**** Data section ****

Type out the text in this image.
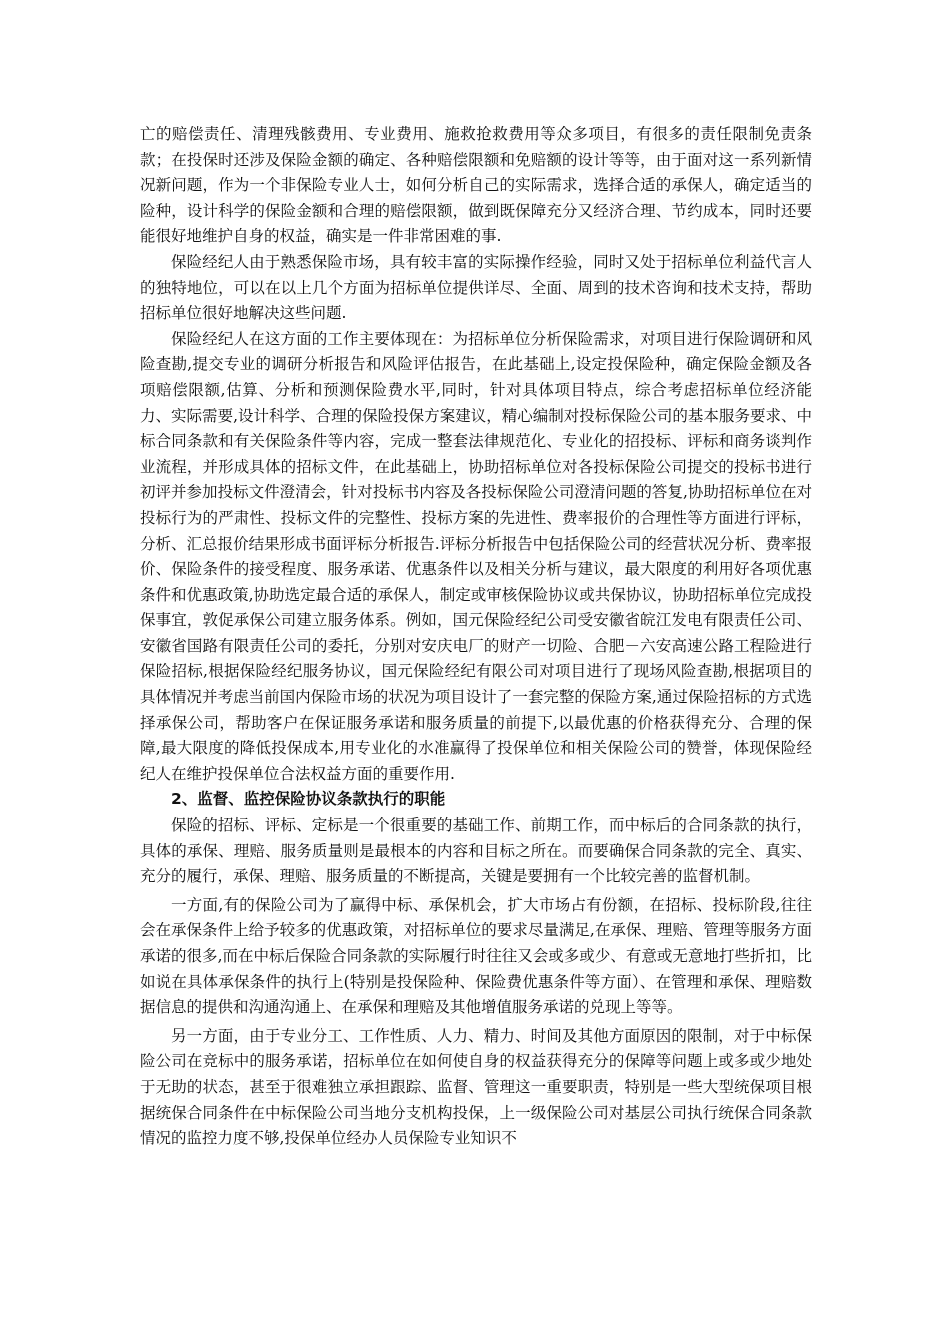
亡的赔偿责任、清理残骸费用、专业费用、施救抢救费用等众多项目，有很多的责任限制免责条款；在投保时还涉及保险金额的确定、各种赔偿限额和免赔额的设计等等，由于面对这一系列新情况新问题，作为一个非保险专业人士，如何分析自己的实际需求，选择合适的承保人，确定适当的险种，设计科学的保险金额和合理的赔偿限额，做到既保障充分又经济合理、节约成本，同时还要能很好地维护自身的权益，确实是一件非常困难的事.

保险经纪人由于熟悉保险市场，具有较丰富的实际操作经验，同时又处于招标单位利益代言人的独特地位，可以在以上几个方面为招标单位提供详尽、全面、周到的技术咨询和技术支持，帮助招标单位很好地解决这些问题.

保险经纪人在这方面的工作主要体现在：为招标单位分析保险需求，对项目进行保险调研和风险查勘,提交专业的调研分析报告和风险评估报告，在此基础上,设定投保险种，确定保险金额及各项赔偿限额,估算、分析和预测保险费水平,同时，针对具体项目特点，综合考虑招标单位经济能力、实际需要,设计科学、合理的保险投保方案建议，精心编制对投标保险公司的基本服务要求、中标合同条款和有关保险条件等内容，完成一整套法律规范化、专业化的招投标、评标和商务谈判作业流程，并形成具体的招标文件，在此基础上，协助招标单位对各投标保险公司提交的投标书进行初评并参加投标文件澄清会，针对投标书内容及各投标保险公司澄清问题的答复,协助招标单位在对投标行为的严肃性、投标文件的完整性、投标方案的先进性、费率报价的合理性等方面进行评标，分析、汇总报价结果形成书面评标分析报告.评标分析报告中包括保险公司的经营状况分析、费率报价、保险条件的接受程度、服务承诺、优惠条件以及相关分析与建议，最大限度的利用好各项优惠条件和优惠政策,协助选定最合适的承保人，制定或审核保险协议或共保协议，协助招标单位完成投保事宜，敦促承保公司建立服务体系。例如，国元保险经纪公司受安徽省皖江发电有限责任公司、安徽省国路有限责任公司的委托，分别对安庆电厂的财产一切险、合肥－六安高速公路工程险进行保险招标,根据保险经纪服务协议，国元保险经纪有限公司对项目进行了现场风险查勘,根据项目的具体情况并考虑当前国内保险市场的状况为项目设计了一套完整的保险方案,通过保险招标的方式选择承保公司，帮助客户在保证服务承诺和服务质量的前提下,以最优惠的价格获得充分、合理的保障,最大限度的降低投保成本,用专业化的水准赢得了投保单位和相关保险公司的赞誉，体现保险经纪人在维护投保单位合法权益方面的重要作用.

2、监督、监控保险协议条款执行的职能

保险的招标、评标、定标是一个很重要的基础工作、前期工作，而中标后的合同条款的执行，具体的承保、理赔、服务质量则是最根本的内容和目标之所在。而要确保合同条款的完全、真实、充分的履行，承保、理赔、服务质量的不断提高，关键是要拥有一个比较完善的监督机制。

一方面,有的保险公司为了赢得中标、承保机会，扩大市场占有份额，在招标、投标阶段,往往会在承保条件上给予较多的优惠政策，对招标单位的要求尽量满足,在承保、理赔、管理等服务方面承诺的很多,而在中标后保险合同条款的实际履行时往往又会或多或少、有意或无意地打些折扣，比如说在具体承保条件的执行上(特别是投保险种、保险费优惠条件等方面）、在管理和承保、理赔数据信息的提供和沟通沟通上、在承保和理赔及其他增值服务承诺的兑现上等等。

另一方面，由于专业分工、工作性质、人力、精力、时间及其他方面原因的限制，对于中标保险公司在竞标中的服务承诺，招标单位在如何使自身的权益获得充分的保障等问题上或多或少地处于无助的状态，甚至于很难独立承担跟踪、监督、管理这一重要职责，特别是一些大型统保项目根据统保合同条件在中标保险公司当地分支机构投保，上一级保险公司对基层公司执行统保合同条款情况的监控力度不够,投保单位经办人员保险专业知识不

****

Exercise requirements
Your copy of the data above should match it exactly, except that pictures are left out.

Result
Type out the text in this image.
亡的赔偿责任、清理残骸费用、专业费用、施救抢救费用等众多项目，有很多的责任限制免责条款；在投保时还涉及保险金额的确定、各种赔偿限额和免赔额的设计等等，由于面对这一系列新情况新问题，作为一个非保险专业人士，如何分析自己的实际需求，选择合适的承保人，确定适当的险种，设计科学的保险金额和合理的赔偿限额，做到既保障充分又经济合理、节约成本，同时还要能很好地维护自身的权益，确实是一件非常困难的事.

保险经纪人由于熟悉保险市场，具有较丰富的实际操作经验，同时又处于招标单位利益代言人的独特地位，可以在以上几个方面为招标单位提供详尽、全面、周到的技术咨询和技术支持，帮助招标单位很好地解决这些问题.

保险经纪人在这方面的工作主要体现在：为招标单位分析保险需求，对项目进行保险调研和风险查勘,提交专业的调研分析报告和风险评估报告，在此基础上,设定投保险种，确定保险金额及各项赔偿限额,估算、分析和预测保险费水平,同时，针对具体项目特点，综合考虑招标单位经济能力、实际需要,设计科学、合理的保险投保方案建议，精心编制对投标保险公司的基本服务要求、中标合同条款和有关保险条件等内容，完成一整套法律规范化、专业化的招投标、评标和商务谈判作业流程，并形成具体的招标文件，在此基础上，协助招标单位对各投标保险公司提交的投标书进行初评并参加投标文件澄清会，针对投标书内容及各投标保险公司澄清问题的答复,协助招标单位在对投标行为的严肃性、投标文件的完整性、投标方案的先进性、费率报价的合理性等方面进行评标，分析、汇总报价结果形成书面评标分析报告.评标分析报告中包括保险公司的经营状况分析、费率报价、保险条件的接受程度、服务承诺、优惠条件以及相关分析与建议，最大限度的利用好各项优惠条件和优惠政策,协助选定最合适的承保人，制定或审核保险协议或共保协议，协助招标单位完成投保事宜，敦促承保公司建立服务体系。例如，国元保险经纪公司受安徽省皖江发电有限责任公司、安徽省国路有限责任公司的委托，分别对安庆电厂的财产一切险、合肥－六安高速公路工程险进行保险招标,根据保险经纪服务协议，国元保险经纪有限公司对项目进行了现场风险查勘,根据项目的具体情况并考虑当前国内保险市场的状况为项目设计了一套完整的保险方案,通过保险招标的方式选择承保公司，帮助客户在保证服务承诺和服务质量的前提下,以最优惠的价格获得充分、合理的保障,最大限度的降低投保成本,用专业化的水准赢得了投保单位和相关保险公司的赞誉，体现保险经纪人在维护投保单位合法权益方面的重要作用.

2、监督、监控保险协议条款执行的职能

保险的招标、评标、定标是一个很重要的基础工作、前期工作，而中标后的合同条款的执行，具体的承保、理赔、服务质量则是最根本的内容和目标之所在。而要确保合同条款的完全、真实、充分的履行，承保、理赔、服务质量的不断提高，关键是要拥有一个比较完善的监督机制。

一方面,有的保险公司为了赢得中标、承保机会，扩大市场占有份额，在招标、投标阶段,往往会在承保条件上给予较多的优惠政策，对招标单位的要求尽量满足,在承保、理赔、管理等服务方面承诺的很多,而在中标后保险合同条款的实际履行时往往又会或多或少、有意或无意地打些折扣，比如说在具体承保条件的执行上(特别是投保险种、保险费优惠条件等方面）、在管理和承保、理赔数据信息的提供和沟通沟通上、在承保和理赔及其他增值服务承诺的兑现上等等。

另一方面，由于专业分工、工作性质、人力、精力、时间及其他方面原因的限制，对于中标保险公司在竞标中的服务承诺，招标单位在如何使自身的权益获得充分的保障等问题上或多或少地处于无助的状态，甚至于很难独立承担跟踪、监督、管理这一重要职责，特别是一些大型统保项目根据统保合同条件在中标保险公司当地分支机构投保，上一级保险公司对基层公司执行统保合同条款情况的监控力度不够,投保单位经办人员保险专业知识不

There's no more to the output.